#### [Exercise]
Reproduce the lines of the material exactly, excluding every image.

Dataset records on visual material
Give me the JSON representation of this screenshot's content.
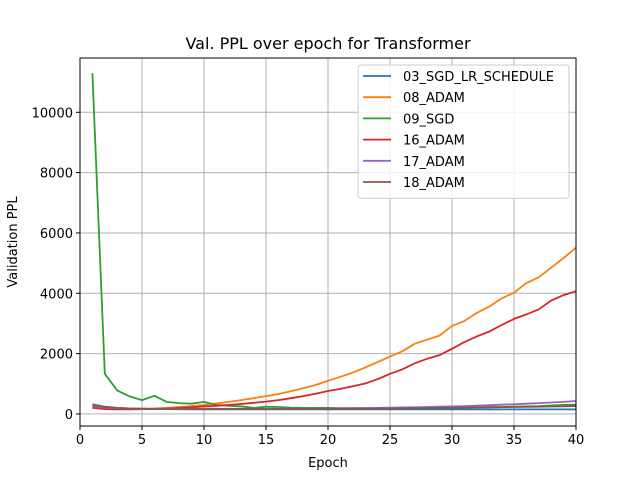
{
  "chart_data": {
    "type": "line",
    "title": "Val. PPL over epoch for Transformer",
    "xlabel": "Epoch",
    "ylabel": "Validation PPL",
    "xlim": [
      0,
      40
    ],
    "ylim": [
      -400,
      11800
    ],
    "xticks": [
      0,
      5,
      10,
      15,
      20,
      25,
      30,
      35,
      40
    ],
    "yticks": [
      0,
      2000,
      4000,
      6000,
      8000,
      10000
    ],
    "grid": true,
    "legend_position": "top-right",
    "x": [
      1,
      2,
      3,
      4,
      5,
      6,
      7,
      8,
      9,
      10,
      11,
      12,
      13,
      14,
      15,
      16,
      17,
      18,
      19,
      20,
      21,
      22,
      23,
      24,
      25,
      26,
      27,
      28,
      29,
      30,
      31,
      32,
      33,
      34,
      35,
      36,
      37,
      38,
      39,
      40
    ],
    "series": [
      {
        "name": "03_SGD_LR_SCHEDULE",
        "color": "#1f77b4",
        "values": [
          320,
          240,
          200,
          180,
          170,
          165,
          160,
          158,
          155,
          153,
          152,
          151,
          150,
          150,
          150,
          150,
          150,
          150,
          150,
          150,
          150,
          150,
          150,
          150,
          150,
          150,
          150,
          150,
          150,
          150,
          150,
          150,
          150,
          150,
          150,
          150,
          150,
          150,
          150,
          150
        ]
      },
      {
        "name": "08_ADAM",
        "color": "#ff7f0e",
        "values": [
          240,
          200,
          180,
          170,
          170,
          180,
          200,
          230,
          260,
          300,
          350,
          400,
          460,
          520,
          590,
          660,
          750,
          850,
          960,
          1100,
          1230,
          1370,
          1540,
          1720,
          1900,
          2080,
          2330,
          2460,
          2600,
          2920,
          3080,
          3350,
          3560,
          3830,
          4020,
          4340,
          4530,
          4850,
          5170,
          5510
        ]
      },
      {
        "name": "09_SGD",
        "color": "#2ca02c",
        "values": [
          11300,
          1330,
          780,
          580,
          460,
          600,
          400,
          360,
          340,
          400,
          300,
          270,
          250,
          200,
          240,
          230,
          210,
          200,
          200,
          200,
          190,
          190,
          190,
          190,
          190,
          200,
          200,
          200,
          200,
          220,
          220,
          220,
          230,
          230,
          240,
          250,
          260,
          280,
          300,
          310
        ]
      },
      {
        "name": "16_ADAM",
        "color": "#d62728",
        "values": [
          200,
          160,
          150,
          150,
          160,
          170,
          180,
          200,
          220,
          250,
          270,
          300,
          330,
          370,
          410,
          460,
          520,
          590,
          670,
          760,
          830,
          920,
          1010,
          1150,
          1330,
          1480,
          1680,
          1830,
          1950,
          2160,
          2380,
          2570,
          2730,
          2950,
          3150,
          3300,
          3470,
          3760,
          3940,
          4070
        ]
      },
      {
        "name": "17_ADAM",
        "color": "#9467bd",
        "values": [
          260,
          210,
          190,
          180,
          170,
          170,
          170,
          170,
          170,
          170,
          170,
          170,
          170,
          170,
          170,
          170,
          170,
          170,
          175,
          180,
          185,
          190,
          195,
          200,
          210,
          215,
          220,
          230,
          240,
          250,
          260,
          275,
          290,
          305,
          320,
          340,
          360,
          380,
          400,
          430
        ]
      },
      {
        "name": "18_ADAM",
        "color": "#8c564b",
        "values": [
          300,
          230,
          200,
          180,
          170,
          165,
          165,
          165,
          165,
          165,
          165,
          165,
          165,
          165,
          165,
          165,
          165,
          165,
          170,
          170,
          170,
          175,
          175,
          180,
          180,
          185,
          190,
          195,
          200,
          205,
          210,
          215,
          220,
          225,
          230,
          235,
          240,
          245,
          250,
          260
        ]
      }
    ]
  }
}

#### [Reply to the task]
Give me the JSON representation of this screenshot's content.
{
  "chart_data": {
    "type": "line",
    "title": "Val. PPL over epoch for Transformer",
    "xlabel": "Epoch",
    "ylabel": "Validation PPL",
    "xlim": [
      0,
      40
    ],
    "ylim": [
      -400,
      11800
    ],
    "xticks": [
      0,
      5,
      10,
      15,
      20,
      25,
      30,
      35,
      40
    ],
    "yticks": [
      0,
      2000,
      4000,
      6000,
      8000,
      10000
    ],
    "grid": true,
    "legend_position": "top-right",
    "x": [
      1,
      2,
      3,
      4,
      5,
      6,
      7,
      8,
      9,
      10,
      11,
      12,
      13,
      14,
      15,
      16,
      17,
      18,
      19,
      20,
      21,
      22,
      23,
      24,
      25,
      26,
      27,
      28,
      29,
      30,
      31,
      32,
      33,
      34,
      35,
      36,
      37,
      38,
      39,
      40
    ],
    "series": [
      {
        "name": "03_SGD_LR_SCHEDULE",
        "color": "#1f77b4",
        "values": [
          320,
          240,
          200,
          180,
          170,
          165,
          160,
          158,
          155,
          153,
          152,
          151,
          150,
          150,
          150,
          150,
          150,
          150,
          150,
          150,
          150,
          150,
          150,
          150,
          150,
          150,
          150,
          150,
          150,
          150,
          150,
          150,
          150,
          150,
          150,
          150,
          150,
          150,
          150,
          150
        ]
      },
      {
        "name": "08_ADAM",
        "color": "#ff7f0e",
        "values": [
          240,
          200,
          180,
          170,
          170,
          180,
          200,
          230,
          260,
          300,
          350,
          400,
          460,
          520,
          590,
          660,
          750,
          850,
          960,
          1100,
          1230,
          1370,
          1540,
          1720,
          1900,
          2080,
          2330,
          2460,
          2600,
          2920,
          3080,
          3350,
          3560,
          3830,
          4020,
          4340,
          4530,
          4850,
          5170,
          5510
        ]
      },
      {
        "name": "09_SGD",
        "color": "#2ca02c",
        "values": [
          11300,
          1330,
          780,
          580,
          460,
          600,
          400,
          360,
          340,
          400,
          300,
          270,
          250,
          200,
          240,
          230,
          210,
          200,
          200,
          200,
          190,
          190,
          190,
          190,
          190,
          200,
          200,
          200,
          200,
          220,
          220,
          220,
          230,
          230,
          240,
          250,
          260,
          280,
          300,
          310
        ]
      },
      {
        "name": "16_ADAM",
        "color": "#d62728",
        "values": [
          200,
          160,
          150,
          150,
          160,
          170,
          180,
          200,
          220,
          250,
          270,
          300,
          330,
          370,
          410,
          460,
          520,
          590,
          670,
          760,
          830,
          920,
          1010,
          1150,
          1330,
          1480,
          1680,
          1830,
          1950,
          2160,
          2380,
          2570,
          2730,
          2950,
          3150,
          3300,
          3470,
          3760,
          3940,
          4070
        ]
      },
      {
        "name": "17_ADAM",
        "color": "#9467bd",
        "values": [
          260,
          210,
          190,
          180,
          170,
          170,
          170,
          170,
          170,
          170,
          170,
          170,
          170,
          170,
          170,
          170,
          170,
          170,
          175,
          180,
          185,
          190,
          195,
          200,
          210,
          215,
          220,
          230,
          240,
          250,
          260,
          275,
          290,
          305,
          320,
          340,
          360,
          380,
          400,
          430
        ]
      },
      {
        "name": "18_ADAM",
        "color": "#8c564b",
        "values": [
          300,
          230,
          200,
          180,
          170,
          165,
          165,
          165,
          165,
          165,
          165,
          165,
          165,
          165,
          165,
          165,
          165,
          165,
          170,
          170,
          170,
          175,
          175,
          180,
          180,
          185,
          190,
          195,
          200,
          205,
          210,
          215,
          220,
          225,
          230,
          235,
          240,
          245,
          250,
          260
        ]
      }
    ]
  }
}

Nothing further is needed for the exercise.